#### Directions:
Set the listing down again in full, word for word, with the pictures left out.

#### Recorded data:
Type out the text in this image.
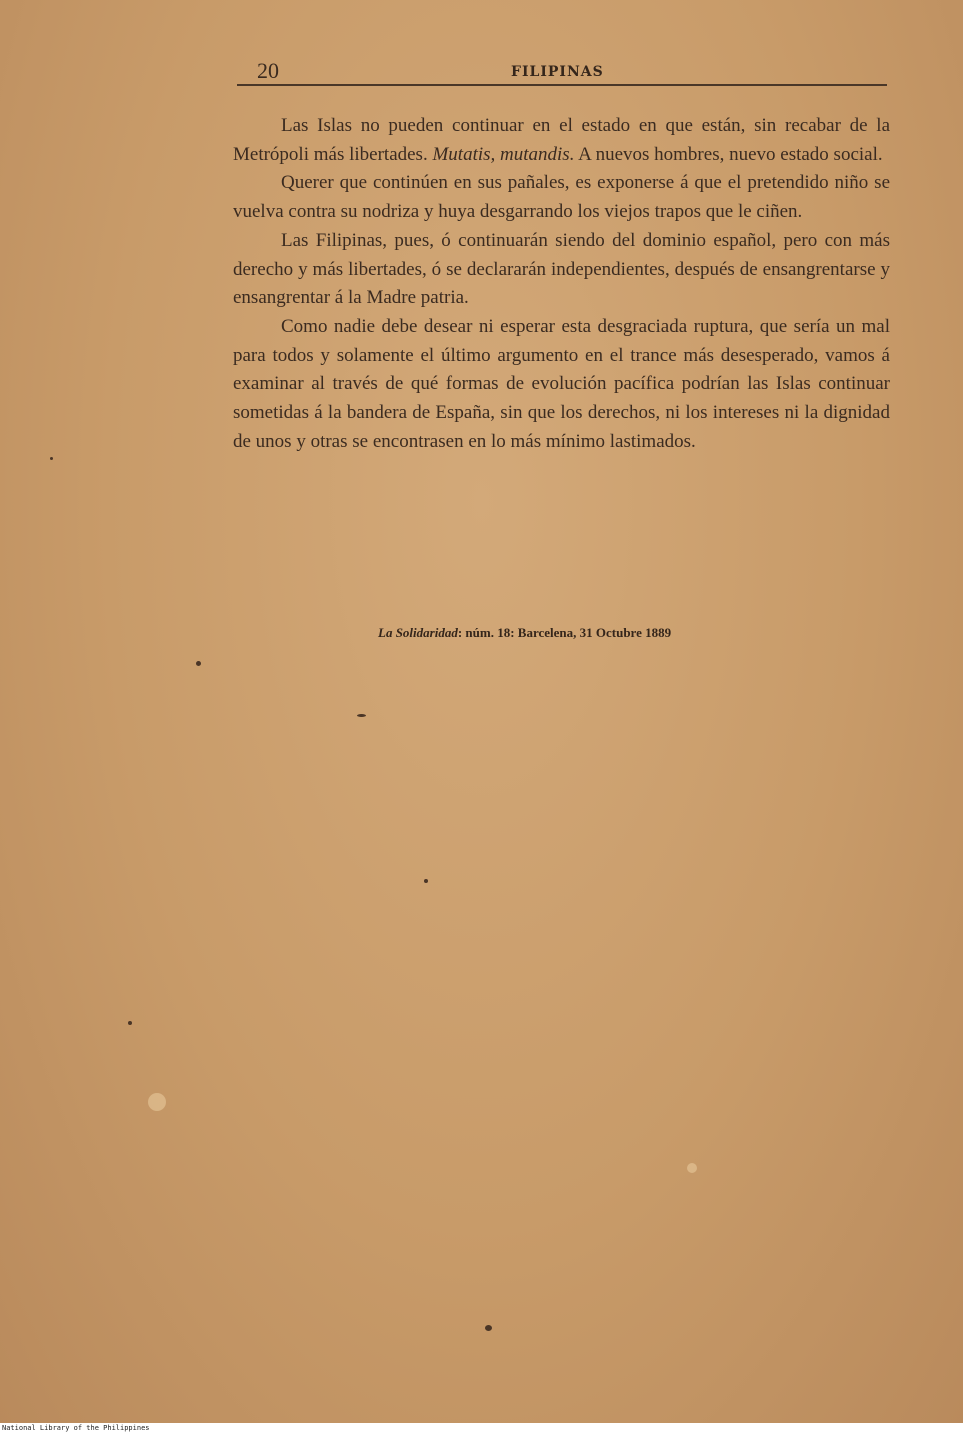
20	FILIPINAS

Las Islas no pueden continuar en el estado en que están, sin recabar de la Metrópoli más libertades. Mutatis, mutandis. A nuevos hombres, nuevo estado social.

Querer que continúen en sus pañales, es exponerse á que el pretendido niño se vuelva contra su nodriza y huya desgarrando los viejos trapos que le ciñen.

Las Filipinas, pues, ó continuarán siendo del dominio español, pero con más derecho y más libertades, ó se declararán independientes, después de ensangrentarse y ensangrentar á la Madre patria.

Como nadie debe desear ni esperar esta desgraciada ruptura, que sería un mal para todos y solamente el último argumento en el trance más desesperado, vamos á examinar al través de qué formas de evolución pacífica podrían las Islas continuar sometidas á la bandera de España, sin que los derechos, ni los intereses ni la dignidad de unos y otras se encontrasen en lo más mínimo lastimados.

La Solidaridad: núm. 18: Barcelena, 31 Octubre 1889
National Library of the Philippines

#### Task answer:
Type out the text in this image.
20	FILIPINAS

Las Islas no pueden continuar en el estado en que están, sin recabar de la Metrópoli más libertades. Mutatis, mutandis. A nuevos hombres, nuevo estado social.

Querer que continúen en sus pañales, es exponerse á que el pretendido niño se vuelva contra su nodriza y huya desgarrando los viejos trapos que le ciñen.

Las Filipinas, pues, ó continuarán siendo del dominio español, pero con más derecho y más libertades, ó se declararán independientes, después de ensangrentarse y ensangrentar á la Madre patria.

Como nadie debe desear ni esperar esta desgraciada ruptura, que sería un mal para todos y solamente el último argumento en el trance más desesperado, vamos á examinar al través de qué formas de evolución pacífica podrían las Islas continuar sometidas á la bandera de España, sin que los derechos, ni los intereses ni la dignidad de unos y otras se encontrasen en lo más mínimo lastimados.

La Solidaridad: núm. 18: Barcelena, 31 Octubre 1889
National Library of the Philippines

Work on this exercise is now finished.